» Exercise instructions: Print the entries below in their entirety, exactly as they are written.

» Given records:
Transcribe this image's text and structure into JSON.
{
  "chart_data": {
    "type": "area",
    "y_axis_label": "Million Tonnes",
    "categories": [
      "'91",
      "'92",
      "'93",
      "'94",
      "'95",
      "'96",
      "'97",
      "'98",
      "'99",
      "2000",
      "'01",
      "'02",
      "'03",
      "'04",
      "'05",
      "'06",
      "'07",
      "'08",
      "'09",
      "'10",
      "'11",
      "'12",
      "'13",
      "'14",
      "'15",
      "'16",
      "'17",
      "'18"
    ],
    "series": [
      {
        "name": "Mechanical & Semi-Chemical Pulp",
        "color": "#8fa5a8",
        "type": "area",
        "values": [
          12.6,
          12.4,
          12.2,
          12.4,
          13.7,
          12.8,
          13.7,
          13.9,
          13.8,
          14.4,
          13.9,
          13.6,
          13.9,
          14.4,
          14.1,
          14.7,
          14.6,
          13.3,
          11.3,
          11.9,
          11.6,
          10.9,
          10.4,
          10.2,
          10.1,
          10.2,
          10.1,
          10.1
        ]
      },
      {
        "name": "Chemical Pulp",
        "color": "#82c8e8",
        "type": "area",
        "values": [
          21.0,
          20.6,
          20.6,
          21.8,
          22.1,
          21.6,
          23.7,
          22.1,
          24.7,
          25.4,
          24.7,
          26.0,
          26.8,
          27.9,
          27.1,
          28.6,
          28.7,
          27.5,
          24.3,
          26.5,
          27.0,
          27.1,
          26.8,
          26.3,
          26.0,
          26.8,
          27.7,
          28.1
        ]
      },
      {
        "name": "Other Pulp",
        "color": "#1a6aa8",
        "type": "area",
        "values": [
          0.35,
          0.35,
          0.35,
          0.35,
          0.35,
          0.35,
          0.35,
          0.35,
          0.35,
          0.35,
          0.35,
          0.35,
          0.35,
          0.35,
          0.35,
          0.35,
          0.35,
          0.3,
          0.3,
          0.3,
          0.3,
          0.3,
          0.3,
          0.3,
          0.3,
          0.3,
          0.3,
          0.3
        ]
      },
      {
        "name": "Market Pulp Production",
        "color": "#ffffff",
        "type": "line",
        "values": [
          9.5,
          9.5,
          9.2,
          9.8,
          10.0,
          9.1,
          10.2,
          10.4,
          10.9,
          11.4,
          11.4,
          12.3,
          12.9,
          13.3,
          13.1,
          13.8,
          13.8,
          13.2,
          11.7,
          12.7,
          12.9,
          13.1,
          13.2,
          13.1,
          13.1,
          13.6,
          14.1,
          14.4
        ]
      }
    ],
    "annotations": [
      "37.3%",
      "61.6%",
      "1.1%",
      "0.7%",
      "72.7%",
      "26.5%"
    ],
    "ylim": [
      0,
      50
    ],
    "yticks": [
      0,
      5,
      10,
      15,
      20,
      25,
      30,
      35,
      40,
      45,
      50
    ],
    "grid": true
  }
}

» Result for this task:
Transcribe this image's text and structure into JSON.
{
  "chart_data": {
    "type": "area",
    "y_axis_label": "Million Tonnes",
    "categories": [
      "'91",
      "'92",
      "'93",
      "'94",
      "'95",
      "'96",
      "'97",
      "'98",
      "'99",
      "2000",
      "'01",
      "'02",
      "'03",
      "'04",
      "'05",
      "'06",
      "'07",
      "'08",
      "'09",
      "'10",
      "'11",
      "'12",
      "'13",
      "'14",
      "'15",
      "'16",
      "'17",
      "'18"
    ],
    "series": [
      {
        "name": "Mechanical & Semi-Chemical Pulp",
        "color": "#8fa5a8",
        "type": "area",
        "values": [
          12.6,
          12.4,
          12.2,
          12.4,
          13.7,
          12.8,
          13.7,
          13.9,
          13.8,
          14.4,
          13.9,
          13.6,
          13.9,
          14.4,
          14.1,
          14.7,
          14.6,
          13.3,
          11.3,
          11.9,
          11.6,
          10.9,
          10.4,
          10.2,
          10.1,
          10.2,
          10.1,
          10.1
        ]
      },
      {
        "name": "Chemical Pulp",
        "color": "#82c8e8",
        "type": "area",
        "values": [
          21.0,
          20.6,
          20.6,
          21.8,
          22.1,
          21.6,
          23.7,
          22.1,
          24.7,
          25.4,
          24.7,
          26.0,
          26.8,
          27.9,
          27.1,
          28.6,
          28.7,
          27.5,
          24.3,
          26.5,
          27.0,
          27.1,
          26.8,
          26.3,
          26.0,
          26.8,
          27.7,
          28.1
        ]
      },
      {
        "name": "Other Pulp",
        "color": "#1a6aa8",
        "type": "area",
        "values": [
          0.35,
          0.35,
          0.35,
          0.35,
          0.35,
          0.35,
          0.35,
          0.35,
          0.35,
          0.35,
          0.35,
          0.35,
          0.35,
          0.35,
          0.35,
          0.35,
          0.35,
          0.3,
          0.3,
          0.3,
          0.3,
          0.3,
          0.3,
          0.3,
          0.3,
          0.3,
          0.3,
          0.3
        ]
      },
      {
        "name": "Market Pulp Production",
        "color": "#ffffff",
        "type": "line",
        "values": [
          9.5,
          9.5,
          9.2,
          9.8,
          10.0,
          9.1,
          10.2,
          10.4,
          10.9,
          11.4,
          11.4,
          12.3,
          12.9,
          13.3,
          13.1,
          13.8,
          13.8,
          13.2,
          11.7,
          12.7,
          12.9,
          13.1,
          13.2,
          13.1,
          13.1,
          13.6,
          14.1,
          14.4
        ]
      }
    ],
    "annotations": [
      "37.3%",
      "61.6%",
      "1.1%",
      "0.7%",
      "72.7%",
      "26.5%"
    ],
    "ylim": [
      0,
      50
    ],
    "yticks": [
      0,
      5,
      10,
      15,
      20,
      25,
      30,
      35,
      40,
      45,
      50
    ],
    "grid": true
  }
}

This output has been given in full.